» TASK PROMPT
Your task is to reproduce the entries below word for word.
Start of MATERIAL PROVIDED
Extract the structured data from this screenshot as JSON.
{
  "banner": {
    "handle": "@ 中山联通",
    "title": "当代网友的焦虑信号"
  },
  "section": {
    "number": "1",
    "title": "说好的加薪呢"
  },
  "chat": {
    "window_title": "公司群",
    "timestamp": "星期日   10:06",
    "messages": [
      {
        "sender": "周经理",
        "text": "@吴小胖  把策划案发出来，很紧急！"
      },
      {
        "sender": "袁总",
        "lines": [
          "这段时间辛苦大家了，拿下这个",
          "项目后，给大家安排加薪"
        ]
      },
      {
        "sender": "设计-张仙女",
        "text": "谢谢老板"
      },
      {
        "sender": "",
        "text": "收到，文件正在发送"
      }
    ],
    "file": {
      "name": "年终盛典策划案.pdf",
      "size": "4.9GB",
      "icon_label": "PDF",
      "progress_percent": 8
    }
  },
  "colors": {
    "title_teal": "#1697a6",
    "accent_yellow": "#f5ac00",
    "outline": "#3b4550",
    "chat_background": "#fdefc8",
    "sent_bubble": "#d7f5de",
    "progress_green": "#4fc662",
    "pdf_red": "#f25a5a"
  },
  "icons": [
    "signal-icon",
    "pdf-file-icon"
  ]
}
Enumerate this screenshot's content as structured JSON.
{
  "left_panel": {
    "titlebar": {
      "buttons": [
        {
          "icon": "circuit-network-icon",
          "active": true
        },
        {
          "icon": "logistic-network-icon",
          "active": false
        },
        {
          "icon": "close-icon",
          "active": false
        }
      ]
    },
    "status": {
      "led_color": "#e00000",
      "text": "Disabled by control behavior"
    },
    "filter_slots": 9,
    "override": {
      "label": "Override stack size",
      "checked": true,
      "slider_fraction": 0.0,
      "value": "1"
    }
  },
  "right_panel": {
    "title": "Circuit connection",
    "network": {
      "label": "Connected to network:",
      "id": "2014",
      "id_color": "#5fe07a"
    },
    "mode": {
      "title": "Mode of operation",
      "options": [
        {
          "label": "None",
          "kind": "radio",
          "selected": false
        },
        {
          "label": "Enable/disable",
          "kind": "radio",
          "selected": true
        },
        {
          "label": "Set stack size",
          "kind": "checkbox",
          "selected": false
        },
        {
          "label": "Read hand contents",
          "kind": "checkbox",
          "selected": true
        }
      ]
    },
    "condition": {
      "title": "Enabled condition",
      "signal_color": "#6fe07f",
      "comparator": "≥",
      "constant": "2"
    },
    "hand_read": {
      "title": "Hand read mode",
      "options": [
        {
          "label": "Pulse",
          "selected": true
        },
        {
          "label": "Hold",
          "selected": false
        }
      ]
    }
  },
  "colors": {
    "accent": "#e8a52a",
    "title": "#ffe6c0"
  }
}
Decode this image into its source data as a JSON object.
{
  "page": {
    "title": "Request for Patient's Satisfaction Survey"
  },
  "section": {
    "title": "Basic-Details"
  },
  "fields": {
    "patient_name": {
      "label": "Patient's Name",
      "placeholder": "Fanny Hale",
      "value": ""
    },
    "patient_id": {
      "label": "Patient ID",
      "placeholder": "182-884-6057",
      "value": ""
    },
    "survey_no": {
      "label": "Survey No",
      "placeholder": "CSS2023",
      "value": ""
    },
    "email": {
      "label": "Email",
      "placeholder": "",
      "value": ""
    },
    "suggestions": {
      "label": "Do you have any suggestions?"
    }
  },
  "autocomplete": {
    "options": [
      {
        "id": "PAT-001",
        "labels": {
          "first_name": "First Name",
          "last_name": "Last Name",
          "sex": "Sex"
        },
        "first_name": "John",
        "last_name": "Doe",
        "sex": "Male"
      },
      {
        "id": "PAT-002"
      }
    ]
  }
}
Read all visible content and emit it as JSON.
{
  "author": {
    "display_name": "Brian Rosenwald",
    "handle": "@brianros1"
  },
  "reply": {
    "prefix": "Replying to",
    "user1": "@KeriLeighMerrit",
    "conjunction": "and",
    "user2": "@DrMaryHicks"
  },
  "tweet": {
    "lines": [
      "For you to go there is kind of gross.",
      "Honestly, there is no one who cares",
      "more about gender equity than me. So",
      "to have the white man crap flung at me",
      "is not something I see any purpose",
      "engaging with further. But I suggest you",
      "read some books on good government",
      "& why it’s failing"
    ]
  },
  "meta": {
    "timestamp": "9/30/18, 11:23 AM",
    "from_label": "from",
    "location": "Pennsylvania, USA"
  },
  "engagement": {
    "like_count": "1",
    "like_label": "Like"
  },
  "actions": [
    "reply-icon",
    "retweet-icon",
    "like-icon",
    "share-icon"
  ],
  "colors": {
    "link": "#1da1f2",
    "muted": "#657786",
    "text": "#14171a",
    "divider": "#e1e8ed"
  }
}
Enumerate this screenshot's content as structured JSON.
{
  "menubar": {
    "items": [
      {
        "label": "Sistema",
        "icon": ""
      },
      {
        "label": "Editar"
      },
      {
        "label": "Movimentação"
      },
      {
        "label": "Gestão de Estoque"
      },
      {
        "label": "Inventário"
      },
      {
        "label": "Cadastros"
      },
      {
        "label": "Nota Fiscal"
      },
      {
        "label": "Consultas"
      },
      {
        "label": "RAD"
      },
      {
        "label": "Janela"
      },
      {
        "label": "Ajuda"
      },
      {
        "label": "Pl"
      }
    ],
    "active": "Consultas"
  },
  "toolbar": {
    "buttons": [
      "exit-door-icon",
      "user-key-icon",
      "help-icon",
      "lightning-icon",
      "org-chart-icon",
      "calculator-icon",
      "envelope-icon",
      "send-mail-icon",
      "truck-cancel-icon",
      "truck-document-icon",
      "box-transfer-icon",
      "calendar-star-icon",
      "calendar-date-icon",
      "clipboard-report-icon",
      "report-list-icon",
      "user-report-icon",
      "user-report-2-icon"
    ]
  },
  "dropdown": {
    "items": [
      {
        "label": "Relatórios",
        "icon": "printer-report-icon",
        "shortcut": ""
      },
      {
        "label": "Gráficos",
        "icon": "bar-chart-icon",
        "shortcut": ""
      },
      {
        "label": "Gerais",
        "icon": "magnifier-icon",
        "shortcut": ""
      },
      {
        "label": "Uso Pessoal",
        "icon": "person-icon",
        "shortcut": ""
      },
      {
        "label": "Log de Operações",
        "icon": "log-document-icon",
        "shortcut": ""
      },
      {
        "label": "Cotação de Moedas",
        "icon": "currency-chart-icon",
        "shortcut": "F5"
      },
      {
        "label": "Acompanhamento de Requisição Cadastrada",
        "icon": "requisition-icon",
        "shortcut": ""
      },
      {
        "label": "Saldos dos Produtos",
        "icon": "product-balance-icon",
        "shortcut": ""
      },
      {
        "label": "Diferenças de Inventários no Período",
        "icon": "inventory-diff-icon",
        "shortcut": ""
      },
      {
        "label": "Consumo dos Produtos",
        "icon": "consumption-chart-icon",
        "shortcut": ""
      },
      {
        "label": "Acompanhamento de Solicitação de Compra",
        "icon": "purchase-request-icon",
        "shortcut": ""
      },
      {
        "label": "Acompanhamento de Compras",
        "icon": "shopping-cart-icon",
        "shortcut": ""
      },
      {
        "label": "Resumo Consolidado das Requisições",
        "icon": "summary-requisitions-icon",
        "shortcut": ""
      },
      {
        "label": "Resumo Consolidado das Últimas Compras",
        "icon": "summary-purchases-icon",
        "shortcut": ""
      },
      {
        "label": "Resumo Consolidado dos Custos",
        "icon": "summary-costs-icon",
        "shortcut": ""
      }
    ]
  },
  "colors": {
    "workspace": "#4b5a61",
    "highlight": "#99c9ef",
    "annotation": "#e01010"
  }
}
End of MATERIAL PROVIDED
» COMPLETED EXERCISE
Extract the structured data from this screenshot as JSON.
{
  "banner": {
    "handle": "@ 中山联通",
    "title": "当代网友的焦虑信号"
  },
  "section": {
    "number": "1",
    "title": "说好的加薪呢"
  },
  "chat": {
    "window_title": "公司群",
    "timestamp": "星期日   10:06",
    "messages": [
      {
        "sender": "周经理",
        "text": "@吴小胖  把策划案发出来，很紧急！"
      },
      {
        "sender": "袁总",
        "lines": [
          "这段时间辛苦大家了，拿下这个",
          "项目后，给大家安排加薪"
        ]
      },
      {
        "sender": "设计-张仙女",
        "text": "谢谢老板"
      },
      {
        "sender": "",
        "text": "收到，文件正在发送"
      }
    ],
    "file": {
      "name": "年终盛典策划案.pdf",
      "size": "4.9GB",
      "icon_label": "PDF",
      "progress_percent": 8
    }
  },
  "colors": {
    "title_teal": "#1697a6",
    "accent_yellow": "#f5ac00",
    "outline": "#3b4550",
    "chat_background": "#fdefc8",
    "sent_bubble": "#d7f5de",
    "progress_green": "#4fc662",
    "pdf_red": "#f25a5a"
  },
  "icons": [
    "signal-icon",
    "pdf-file-icon"
  ]
}
Enumerate this screenshot's content as structured JSON.
{
  "left_panel": {
    "titlebar": {
      "buttons": [
        {
          "icon": "circuit-network-icon",
          "active": true
        },
        {
          "icon": "logistic-network-icon",
          "active": false
        },
        {
          "icon": "close-icon",
          "active": false
        }
      ]
    },
    "status": {
      "led_color": "#e00000",
      "text": "Disabled by control behavior"
    },
    "filter_slots": 9,
    "override": {
      "label": "Override stack size",
      "checked": true,
      "slider_fraction": 0.0,
      "value": "1"
    }
  },
  "right_panel": {
    "title": "Circuit connection",
    "network": {
      "label": "Connected to network:",
      "id": "2014",
      "id_color": "#5fe07a"
    },
    "mode": {
      "title": "Mode of operation",
      "options": [
        {
          "label": "None",
          "kind": "radio",
          "selected": false
        },
        {
          "label": "Enable/disable",
          "kind": "radio",
          "selected": true
        },
        {
          "label": "Set stack size",
          "kind": "checkbox",
          "selected": false
        },
        {
          "label": "Read hand contents",
          "kind": "checkbox",
          "selected": true
        }
      ]
    },
    "condition": {
      "title": "Enabled condition",
      "signal_color": "#6fe07f",
      "comparator": "≥",
      "constant": "2"
    },
    "hand_read": {
      "title": "Hand read mode",
      "options": [
        {
          "label": "Pulse",
          "selected": true
        },
        {
          "label": "Hold",
          "selected": false
        }
      ]
    }
  },
  "colors": {
    "accent": "#e8a52a",
    "title": "#ffe6c0"
  }
}
Decode this image into its source data as a JSON object.
{
  "page": {
    "title": "Request for Patient's Satisfaction Survey"
  },
  "section": {
    "title": "Basic-Details"
  },
  "fields": {
    "patient_name": {
      "label": "Patient's Name",
      "placeholder": "Fanny Hale",
      "value": ""
    },
    "patient_id": {
      "label": "Patient ID",
      "placeholder": "182-884-6057",
      "value": ""
    },
    "survey_no": {
      "label": "Survey No",
      "placeholder": "CSS2023",
      "value": ""
    },
    "email": {
      "label": "Email",
      "placeholder": "",
      "value": ""
    },
    "suggestions": {
      "label": "Do you have any suggestions?"
    }
  },
  "autocomplete": {
    "options": [
      {
        "id": "PAT-001",
        "labels": {
          "first_name": "First Name",
          "last_name": "Last Name",
          "sex": "Sex"
        },
        "first_name": "John",
        "last_name": "Doe",
        "sex": "Male"
      },
      {
        "id": "PAT-002"
      }
    ]
  }
}
Read all visible content and emit it as JSON.
{
  "author": {
    "display_name": "Brian Rosenwald",
    "handle": "@brianros1"
  },
  "reply": {
    "prefix": "Replying to",
    "user1": "@KeriLeighMerrit",
    "conjunction": "and",
    "user2": "@DrMaryHicks"
  },
  "tweet": {
    "lines": [
      "For you to go there is kind of gross.",
      "Honestly, there is no one who cares",
      "more about gender equity than me. So",
      "to have the white man crap flung at me",
      "is not something I see any purpose",
      "engaging with further. But I suggest you",
      "read some books on good government",
      "& why it’s failing"
    ]
  },
  "meta": {
    "timestamp": "9/30/18, 11:23 AM",
    "from_label": "from",
    "location": "Pennsylvania, USA"
  },
  "engagement": {
    "like_count": "1",
    "like_label": "Like"
  },
  "actions": [
    "reply-icon",
    "retweet-icon",
    "like-icon",
    "share-icon"
  ],
  "colors": {
    "link": "#1da1f2",
    "muted": "#657786",
    "text": "#14171a",
    "divider": "#e1e8ed"
  }
}
Enumerate this screenshot's content as structured JSON.
{
  "menubar": {
    "items": [
      {
        "label": "Sistema",
        "icon": ""
      },
      {
        "label": "Editar"
      },
      {
        "label": "Movimentação"
      },
      {
        "label": "Gestão de Estoque"
      },
      {
        "label": "Inventário"
      },
      {
        "label": "Cadastros"
      },
      {
        "label": "Nota Fiscal"
      },
      {
        "label": "Consultas"
      },
      {
        "label": "RAD"
      },
      {
        "label": "Janela"
      },
      {
        "label": "Ajuda"
      },
      {
        "label": "Pl"
      }
    ],
    "active": "Consultas"
  },
  "toolbar": {
    "buttons": [
      "exit-door-icon",
      "user-key-icon",
      "help-icon",
      "lightning-icon",
      "org-chart-icon",
      "calculator-icon",
      "envelope-icon",
      "send-mail-icon",
      "truck-cancel-icon",
      "truck-document-icon",
      "box-transfer-icon",
      "calendar-star-icon",
      "calendar-date-icon",
      "clipboard-report-icon",
      "report-list-icon",
      "user-report-icon",
      "user-report-2-icon"
    ]
  },
  "dropdown": {
    "items": [
      {
        "label": "Relatórios",
        "icon": "printer-report-icon",
        "shortcut": ""
      },
      {
        "label": "Gráficos",
        "icon": "bar-chart-icon",
        "shortcut": ""
      },
      {
        "label": "Gerais",
        "icon": "magnifier-icon",
        "shortcut": ""
      },
      {
        "label": "Uso Pessoal",
        "icon": "person-icon",
        "shortcut": ""
      },
      {
        "label": "Log de Operações",
        "icon": "log-document-icon",
        "shortcut": ""
      },
      {
        "label": "Cotação de Moedas",
        "icon": "currency-chart-icon",
        "shortcut": "F5"
      },
      {
        "label": "Acompanhamento de Requisição Cadastrada",
        "icon": "requisition-icon",
        "shortcut": ""
      },
      {
        "label": "Saldos dos Produtos",
        "icon": "product-balance-icon",
        "shortcut": ""
      },
      {
        "label": "Diferenças de Inventários no Período",
        "icon": "inventory-diff-icon",
        "shortcut": ""
      },
      {
        "label": "Consumo dos Produtos",
        "icon": "consumption-chart-icon",
        "shortcut": ""
      },
      {
        "label": "Acompanhamento de Solicitação de Compra",
        "icon": "purchase-request-icon",
        "shortcut": ""
      },
      {
        "label": "Acompanhamento de Compras",
        "icon": "shopping-cart-icon",
        "shortcut": ""
      },
      {
        "label": "Resumo Consolidado das Requisições",
        "icon": "summary-requisitions-icon",
        "shortcut": ""
      },
      {
        "label": "Resumo Consolidado das Últimas Compras",
        "icon": "summary-purchases-icon",
        "shortcut": ""
      },
      {
        "label": "Resumo Consolidado dos Custos",
        "icon": "summary-costs-icon",
        "shortcut": ""
      }
    ]
  },
  "colors": {
    "workspace": "#4b5a61",
    "highlight": "#99c9ef",
    "annotation": "#e01010"
  }
}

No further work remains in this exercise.